Layout element annotations:
****************************************

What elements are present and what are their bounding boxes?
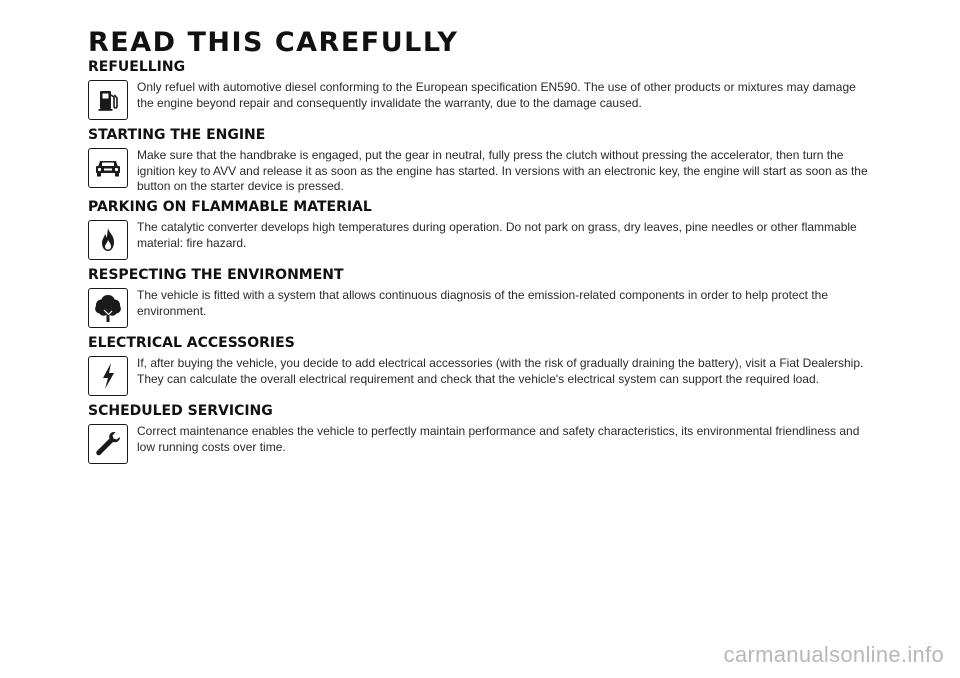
lightning-bolt-icon — [88, 356, 128, 396]
section-environment — [88, 266, 868, 319]
section-text-parking-flammable: The catalytic converter develops high temperatures during operation. Do not park on grass, dry leaves, pine needles or other flammable material: fire hazard. — [137, 220, 857, 250]
section-heading-scheduled-servicing: SCHEDULED SERVICING — [88, 403, 273, 419]
wrench-icon — [88, 424, 128, 464]
section-text-scheduled-servicing: Correct maintenance enables the vehicle to perfectly maintain performance and safety characteristics, its environmental friendliness and low running costs over time. — [137, 424, 860, 454]
section-starting-engine — [88, 126, 868, 195]
flame-icon — [88, 220, 128, 260]
section-text-environment: The vehicle is fitted with a system that allows continuous diagnosis of the emission-related components in order to help protect the environment. — [137, 288, 829, 318]
section-heading-environment: RESPECTING THE ENVIRONMENT — [88, 267, 344, 283]
tree-icon — [88, 288, 128, 328]
section-text-electrical-accessories: If, after buying the vehicle, you decide to add electrical accessories (with the risk of gradually draining the battery), visit a Fiat Dealership. They can calculate the overall electrical requirement and check that the vehicle's electrical system can support the required load. — [137, 356, 864, 386]
car-icon — [88, 148, 128, 188]
section-heading-electrical-accessories: ELECTRICAL ACCESSORIES — [88, 335, 295, 351]
section-scheduled-servicing — [88, 402, 868, 455]
section-heading-refuelling: REFUELLING — [88, 59, 186, 75]
section-text-starting-engine: Make sure that the handbrake is engaged, put the gear in neutral, fully press the clutch without pressing the accelerator, then turn the ignition key to AVV and release it as soon as the engine has started. In versions with an electronic key, the engine will start as soon as the button on the starter device is pressed. — [137, 148, 868, 193]
page-title: READ THIS CAREFULLY — [88, 27, 459, 58]
section-refuelling — [88, 58, 868, 111]
fuel-pump-icon — [88, 80, 128, 120]
section-heading-starting-engine: STARTING THE ENGINE — [88, 127, 266, 143]
watermark[interactable]: carmanualsonline.info — [723, 642, 944, 667]
section-text-refuelling: Only refuel with automotive diesel conforming to the European specification EN590. The use of other products or mixtures may damage the engine beyond repair and consequently invalidate the warranty, due to the damage caused. — [137, 80, 856, 110]
section-parking-flammable — [88, 198, 868, 251]
section-electrical-accessories — [88, 334, 868, 387]
section-heading-parking-flammable: PARKING ON FLAMMABLE MATERIAL — [88, 199, 372, 215]
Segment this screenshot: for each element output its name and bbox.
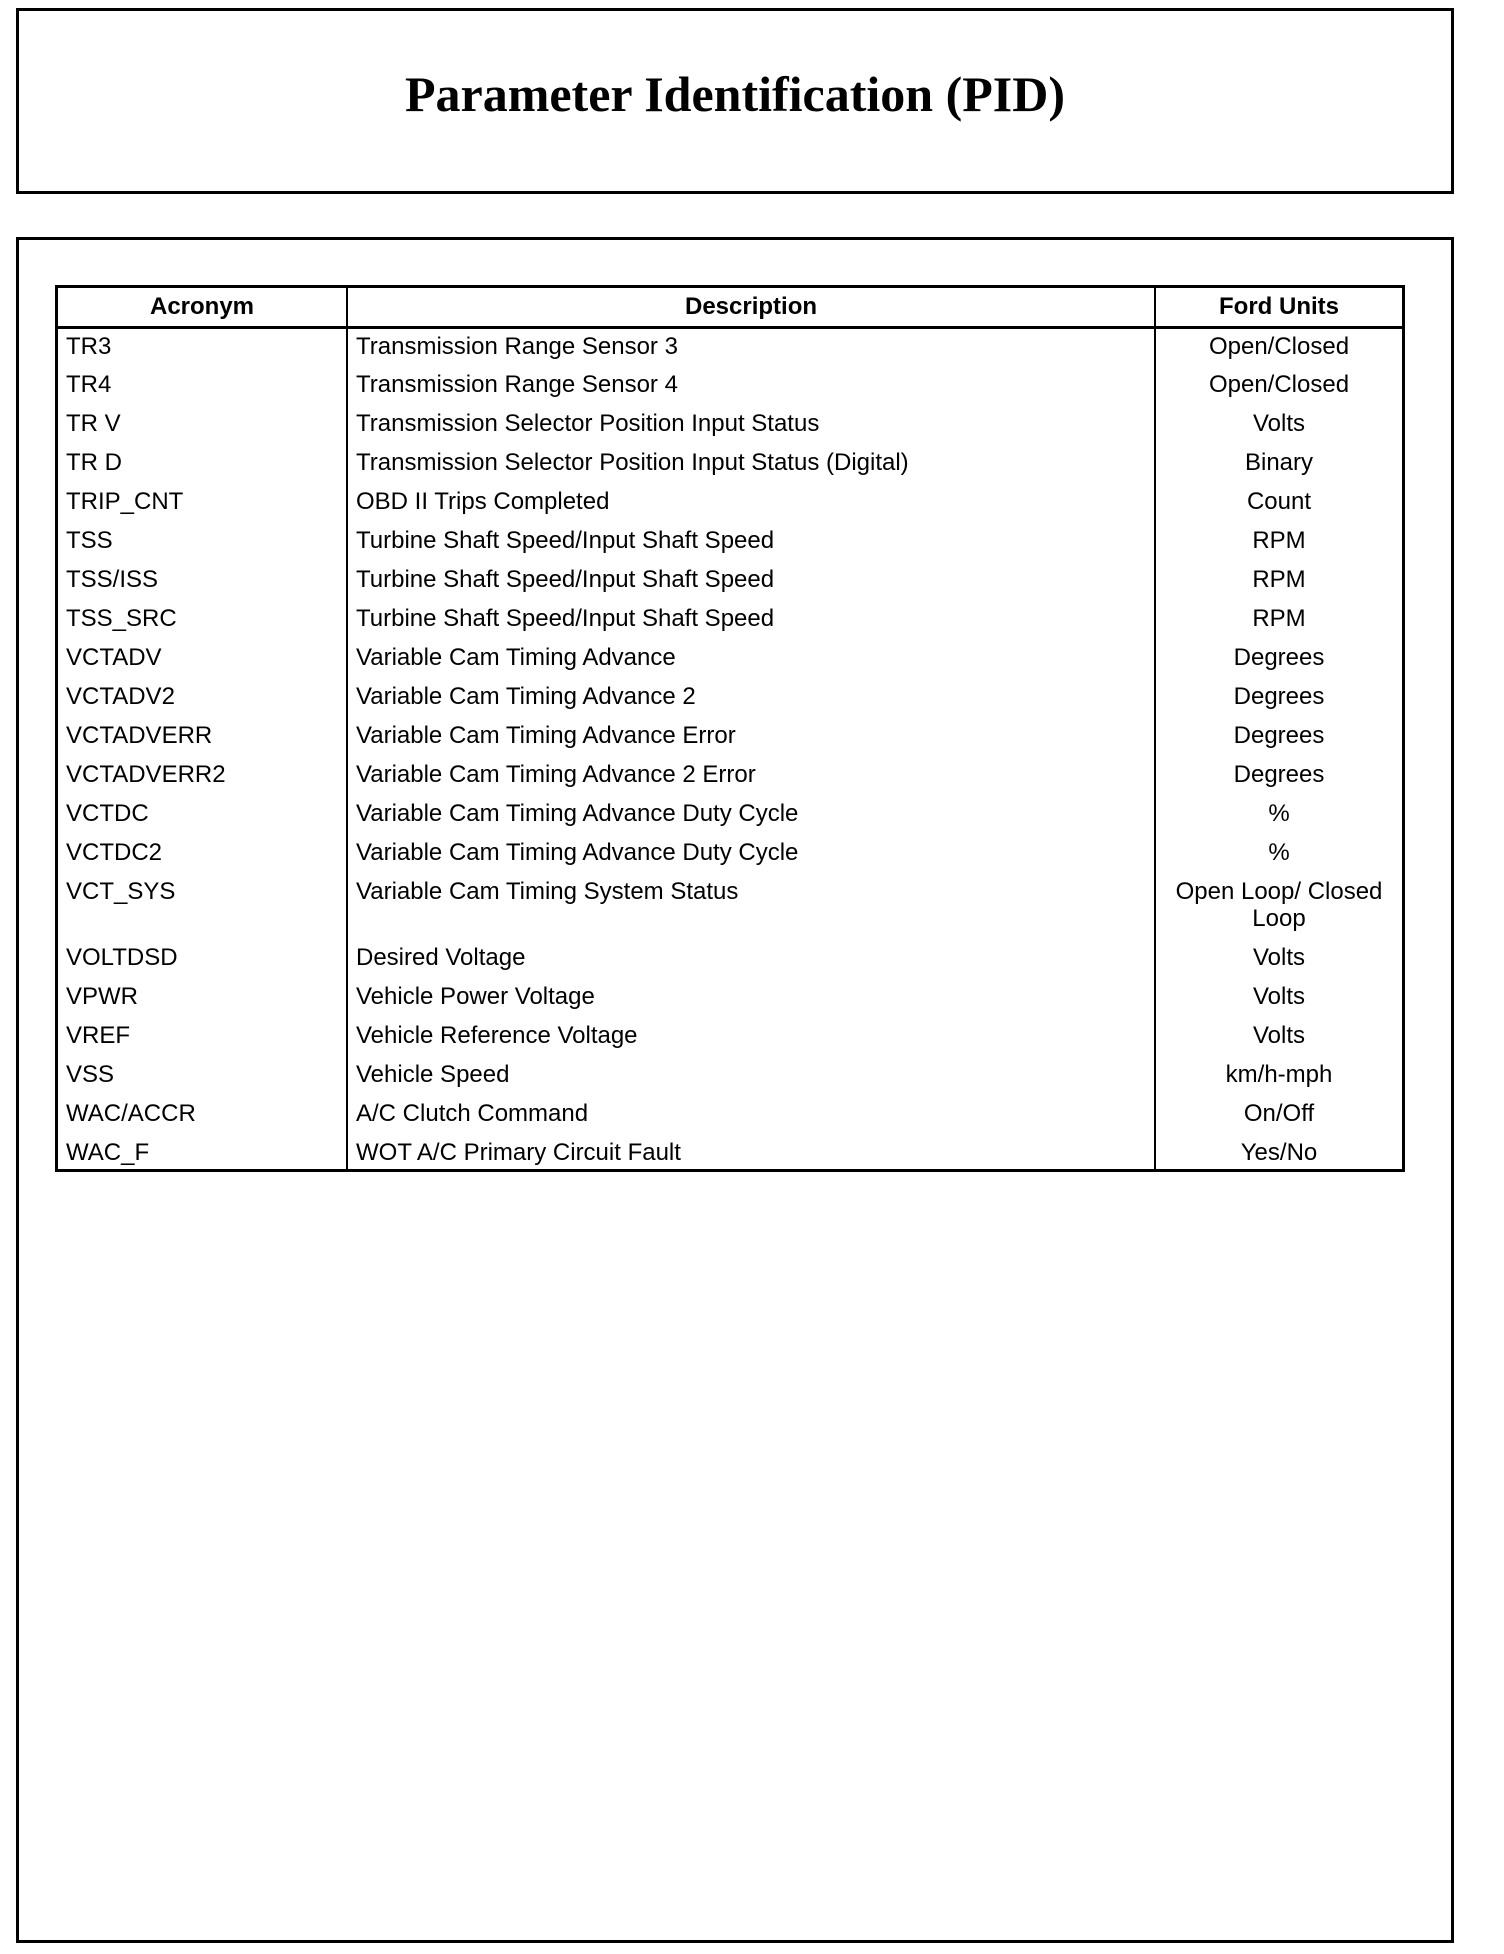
table-row (57, 718, 1404, 757)
cell-units: Volts (1155, 1018, 1404, 1057)
table-row (57, 601, 1404, 640)
cell-units: Yes/No (1155, 1135, 1404, 1171)
cell-description: Variable Cam Timing Advance Error (347, 718, 1155, 757)
cell-description: Variable Cam Timing Advance Duty Cycle (347, 835, 1155, 874)
cell-description: Desired Voltage (347, 940, 1155, 979)
cell-description: Transmission Selector Position Input Status (347, 406, 1155, 445)
cell-units: Volts (1155, 406, 1404, 445)
cell-units: Open/Closed (1155, 328, 1404, 367)
cell-acronym: VCTADV2 (57, 679, 348, 718)
cell-units: On/Off (1155, 1096, 1404, 1135)
table-row (57, 406, 1404, 445)
content-box (16, 237, 1454, 1943)
cell-description: Vehicle Reference Voltage (347, 1018, 1155, 1057)
cell-description: Vehicle Speed (347, 1057, 1155, 1096)
page-title: Parameter Identification (PID) (404, 66, 1065, 122)
cell-units: Volts (1155, 979, 1404, 1018)
table-row (57, 328, 1404, 367)
header-acronym: Acronym (57, 287, 348, 328)
cell-description: Turbine Shaft Speed/Input Shaft Speed (347, 523, 1155, 562)
cell-description: Turbine Shaft Speed/Input Shaft Speed (347, 601, 1155, 640)
table-row (57, 1096, 1404, 1135)
cell-units: RPM (1155, 562, 1404, 601)
cell-description: Variable Cam Timing Advance Duty Cycle (347, 796, 1155, 835)
cell-units: Volts (1155, 940, 1404, 979)
cell-units: RPM (1155, 523, 1404, 562)
pid-table (55, 285, 1405, 1172)
cell-description: Transmission Range Sensor 3 (347, 328, 1155, 367)
cell-acronym: TRIP_CNT (57, 484, 348, 523)
cell-acronym: VPWR (57, 979, 348, 1018)
cell-acronym: VCTADV (57, 640, 348, 679)
table-row (57, 979, 1404, 1018)
table-row (57, 796, 1404, 835)
table-body (57, 328, 1404, 1171)
table-row (57, 757, 1404, 796)
table-row (57, 1018, 1404, 1057)
cell-acronym: TR4 (57, 367, 348, 406)
table-row (57, 640, 1404, 679)
cell-acronym: TSS_SRC (57, 601, 348, 640)
cell-acronym: VCTADVERR (57, 718, 348, 757)
table-row (57, 484, 1404, 523)
cell-units: Count (1155, 484, 1404, 523)
cell-acronym: WAC/ACCR (57, 1096, 348, 1135)
table-row (57, 835, 1404, 874)
table-row (57, 367, 1404, 406)
cell-units: Degrees (1155, 757, 1404, 796)
cell-description: Transmission Selector Position Input Status (Digital) (347, 445, 1155, 484)
header-description: Description (347, 287, 1155, 328)
cell-units: Binary (1155, 445, 1404, 484)
cell-description: Variable Cam Timing System Status (347, 874, 1155, 940)
cell-acronym: TR3 (57, 328, 348, 367)
cell-units: Degrees (1155, 718, 1404, 757)
cell-units: Open/Closed (1155, 367, 1404, 406)
cell-description: Vehicle Power Voltage (347, 979, 1155, 1018)
table-row (57, 940, 1404, 979)
cell-acronym: TSS/ISS (57, 562, 348, 601)
cell-description: A/C Clutch Command (347, 1096, 1155, 1135)
table-row (57, 1057, 1404, 1096)
cell-description: WOT A/C Primary Circuit Fault (347, 1135, 1155, 1171)
cell-description: Variable Cam Timing Advance 2 (347, 679, 1155, 718)
cell-acronym: TR D (57, 445, 348, 484)
cell-description: Variable Cam Timing Advance (347, 640, 1155, 679)
cell-units: Degrees (1155, 679, 1404, 718)
table-row (57, 445, 1404, 484)
table-row (57, 562, 1404, 601)
cell-acronym: TSS (57, 523, 348, 562)
cell-units: Open Loop/ Closed Loop (1155, 874, 1404, 940)
cell-acronym: VOLTDSD (57, 940, 348, 979)
cell-units: Degrees (1155, 640, 1404, 679)
cell-description: Transmission Range Sensor 4 (347, 367, 1155, 406)
cell-acronym: VSS (57, 1057, 348, 1096)
cell-units: % (1155, 796, 1404, 835)
cell-acronym: VCTADVERR2 (57, 757, 348, 796)
title-box (16, 8, 1454, 194)
cell-units: % (1155, 835, 1404, 874)
header-units: Ford Units (1155, 287, 1404, 328)
cell-acronym: TR V (57, 406, 348, 445)
table-row (57, 523, 1404, 562)
cell-description: OBD II Trips Completed (347, 484, 1155, 523)
cell-acronym: VCTDC (57, 796, 348, 835)
table-row (57, 1135, 1404, 1171)
cell-acronym: VCTDC2 (57, 835, 348, 874)
cell-description: Variable Cam Timing Advance 2 Error (347, 757, 1155, 796)
table-header-row (57, 287, 1404, 328)
cell-acronym: WAC_F (57, 1135, 348, 1171)
cell-units: km/h-mph (1155, 1057, 1404, 1096)
table-row (57, 874, 1404, 940)
cell-acronym: VCT_SYS (57, 874, 348, 940)
cell-acronym: VREF (57, 1018, 348, 1057)
cell-units: RPM (1155, 601, 1404, 640)
table-row (57, 679, 1404, 718)
cell-description: Turbine Shaft Speed/Input Shaft Speed (347, 562, 1155, 601)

****************************************

Written exercise:
Copy out the lines verbatim, beginning at the line that contains "table-row (57, 718, 1404, 757)" and stopping after the line that contains "cell-description: Desired Voltage", with both of those lines included.

Solved problem:
table-row (57, 718, 1404, 757)
cell-units: Volts (1155, 1018, 1404, 1057)
table-row (57, 601, 1404, 640)
cell-units: Yes/No (1155, 1135, 1404, 1171)
cell-description: Variable Cam Timing Advance Error (347, 718, 1155, 757)
cell-description: Variable Cam Timing Advance Duty Cycle (347, 835, 1155, 874)
cell-description: Desired Voltage (347, 940, 1155, 979)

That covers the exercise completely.